▶ _SUPPLIED ENTRIES_
---+---
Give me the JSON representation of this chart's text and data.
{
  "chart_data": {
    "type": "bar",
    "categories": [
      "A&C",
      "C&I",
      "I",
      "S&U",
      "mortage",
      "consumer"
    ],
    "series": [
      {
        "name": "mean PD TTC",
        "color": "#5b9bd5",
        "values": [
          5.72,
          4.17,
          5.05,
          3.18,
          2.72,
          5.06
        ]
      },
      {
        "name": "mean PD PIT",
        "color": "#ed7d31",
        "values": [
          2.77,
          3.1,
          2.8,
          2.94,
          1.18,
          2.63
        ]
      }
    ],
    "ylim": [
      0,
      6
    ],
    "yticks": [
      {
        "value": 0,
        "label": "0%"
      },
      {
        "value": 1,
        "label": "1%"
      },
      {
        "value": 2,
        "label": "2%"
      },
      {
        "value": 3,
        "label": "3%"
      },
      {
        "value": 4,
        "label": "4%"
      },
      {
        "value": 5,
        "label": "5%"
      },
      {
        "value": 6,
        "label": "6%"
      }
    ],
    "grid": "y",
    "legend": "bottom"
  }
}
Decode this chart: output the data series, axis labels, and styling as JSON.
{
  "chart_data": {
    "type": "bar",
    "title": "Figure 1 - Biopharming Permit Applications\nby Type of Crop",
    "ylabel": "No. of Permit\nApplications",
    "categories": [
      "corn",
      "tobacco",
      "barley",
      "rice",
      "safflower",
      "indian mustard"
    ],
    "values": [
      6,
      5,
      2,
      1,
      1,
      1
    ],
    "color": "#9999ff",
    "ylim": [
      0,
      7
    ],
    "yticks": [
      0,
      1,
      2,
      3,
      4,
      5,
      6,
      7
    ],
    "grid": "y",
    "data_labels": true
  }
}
---+---
Transcribe every entry exactly, omitting nothing.

▶ _ANSWER TO THIS PROBLEM_
Give me the JSON representation of this chart's text and data.
{
  "chart_data": {
    "type": "bar",
    "categories": [
      "A&C",
      "C&I",
      "I",
      "S&U",
      "mortage",
      "consumer"
    ],
    "series": [
      {
        "name": "mean PD TTC",
        "color": "#5b9bd5",
        "values": [
          5.72,
          4.17,
          5.05,
          3.18,
          2.72,
          5.06
        ]
      },
      {
        "name": "mean PD PIT",
        "color": "#ed7d31",
        "values": [
          2.77,
          3.1,
          2.8,
          2.94,
          1.18,
          2.63
        ]
      }
    ],
    "ylim": [
      0,
      6
    ],
    "yticks": [
      {
        "value": 0,
        "label": "0%"
      },
      {
        "value": 1,
        "label": "1%"
      },
      {
        "value": 2,
        "label": "2%"
      },
      {
        "value": 3,
        "label": "3%"
      },
      {
        "value": 4,
        "label": "4%"
      },
      {
        "value": 5,
        "label": "5%"
      },
      {
        "value": 6,
        "label": "6%"
      }
    ],
    "grid": "y",
    "legend": "bottom"
  }
}
Decode this chart: output the data series, axis labels, and styling as JSON.
{
  "chart_data": {
    "type": "bar",
    "title": "Figure 1 - Biopharming Permit Applications\nby Type of Crop",
    "ylabel": "No. of Permit\nApplications",
    "categories": [
      "corn",
      "tobacco",
      "barley",
      "rice",
      "safflower",
      "indian mustard"
    ],
    "values": [
      6,
      5,
      2,
      1,
      1,
      1
    ],
    "color": "#9999ff",
    "ylim": [
      0,
      7
    ],
    "yticks": [
      0,
      1,
      2,
      3,
      4,
      5,
      6,
      7
    ],
    "grid": "y",
    "data_labels": true
  }
}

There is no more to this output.